## Directions
Copy out the records precisely, omitting pictures.

[Rows from a dataset]
•••••

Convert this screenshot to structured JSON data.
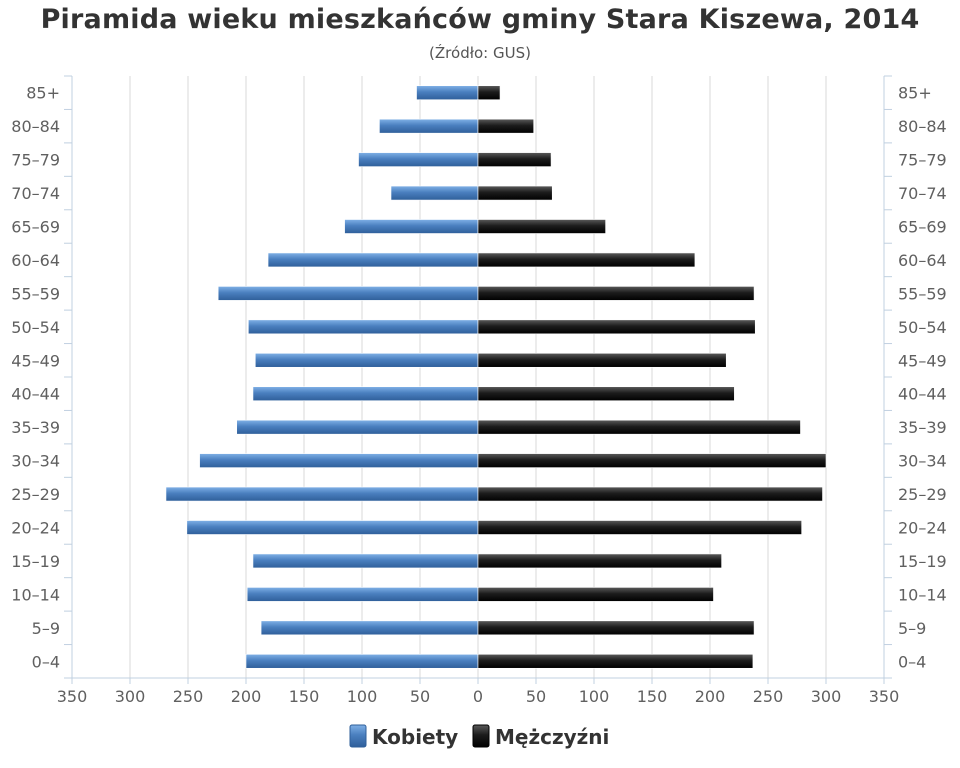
{
  "title": "Piramida wieku mieszkańców gminy Stara Kiszewa, 2014",
  "subtitle": "(Źródło: GUS)",
  "colors": {
    "kobiety": "#4a7fbf",
    "mezczyzni": "#1c1c1c",
    "grid": "#d8d8d8",
    "axis": "#c0d0e0"
  },
  "chart_data": {
    "type": "bar",
    "orientation": "horizontal-population-pyramid",
    "categories": [
      "85+",
      "80-84",
      "75-79",
      "70-74",
      "65-69",
      "60-64",
      "55-59",
      "50-54",
      "45-49",
      "40-44",
      "35-39",
      "30-34",
      "25-29",
      "20-24",
      "15-19",
      "10-14",
      "5-9",
      "0-4"
    ],
    "series": [
      {
        "name": "Kobiety",
        "values": [
          53,
          85,
          103,
          75,
          115,
          181,
          224,
          198,
          192,
          194,
          208,
          240,
          269,
          251,
          194,
          199,
          187,
          200
        ]
      },
      {
        "name": "Mężczyźni",
        "values": [
          19,
          48,
          63,
          64,
          110,
          187,
          238,
          239,
          214,
          221,
          278,
          300,
          297,
          279,
          210,
          203,
          238,
          237
        ]
      }
    ],
    "xlim": [
      -350,
      350
    ],
    "x_ticks": [
      "350",
      "300",
      "250",
      "200",
      "150",
      "100",
      "50",
      "0",
      "50",
      "100",
      "150",
      "200",
      "250",
      "300",
      "350"
    ],
    "grid": true,
    "legend": "bottom-center"
  },
  "legend": {
    "kobiety_label": "Kobiety",
    "mezczyzni_label": "Mężczyźni"
  }
}
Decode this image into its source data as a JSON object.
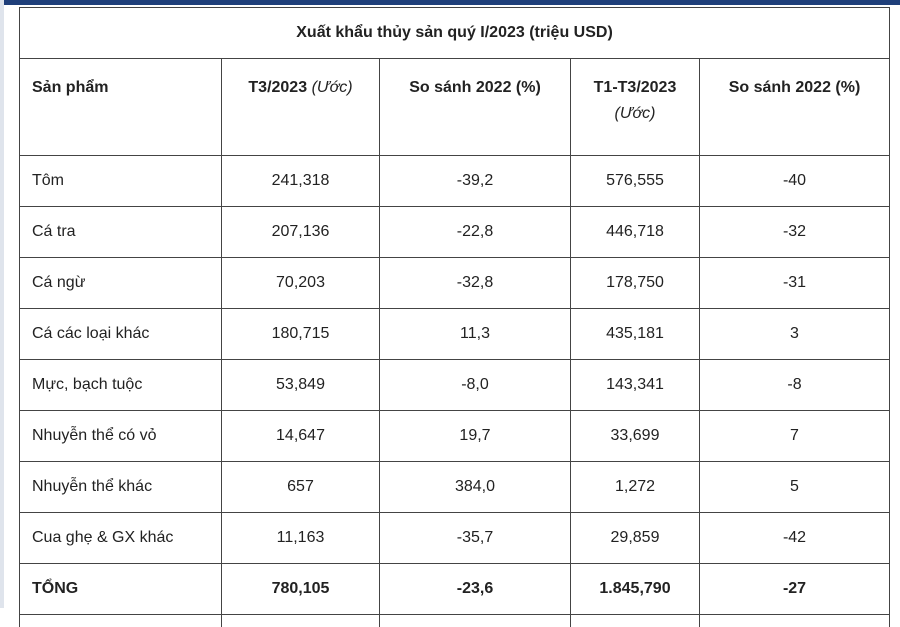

•••••

## The response
Convert this screenshot to structured JSON data.
{
  "title": "Piramida wieku mieszkańców gminy Stara Kiszewa, 2014",
  "subtitle": "(Źródło: GUS)",
  "colors": {
    "kobiety": "#4a7fbf",
    "mezczyzni": "#1c1c1c",
    "grid": "#d8d8d8",
    "axis": "#c0d0e0"
  },
  "chart_data": {
    "type": "bar",
    "orientation": "horizontal-population-pyramid",
    "categories": [
      "85+",
      "80-84",
      "75-79",
      "70-74",
      "65-69",
      "60-64",
      "55-59",
      "50-54",
      "45-49",
      "40-44",
      "35-39",
      "30-34",
      "25-29",
      "20-24",
      "15-19",
      "10-14",
      "5-9",
      "0-4"
    ],
    "series": [
      {
        "name": "Kobiety",
        "values": [
          53,
          85,
          103,
          75,
          115,
          181,
          224,
          198,
          192,
          194,
          208,
          240,
          269,
          251,
          194,
          199,
          187,
          200
        ]
      },
      {
        "name": "Mężczyźni",
        "values": [
          19,
          48,
          63,
          64,
          110,
          187,
          238,
          239,
          214,
          221,
          278,
          300,
          297,
          279,
          210,
          203,
          238,
          237
        ]
      }
    ],
    "xlim": [
      -350,
      350
    ],
    "x_ticks": [
      "350",
      "300",
      "250",
      "200",
      "150",
      "100",
      "50",
      "0",
      "50",
      "100",
      "150",
      "200",
      "250",
      "300",
      "350"
    ],
    "grid": true,
    "legend": "bottom-center"
  },
  "legend": {
    "kobiety_label": "Kobiety",
    "mezczyzni_label": "Mężczyźni"
  }
}
Decode this image into its source data as a JSON object.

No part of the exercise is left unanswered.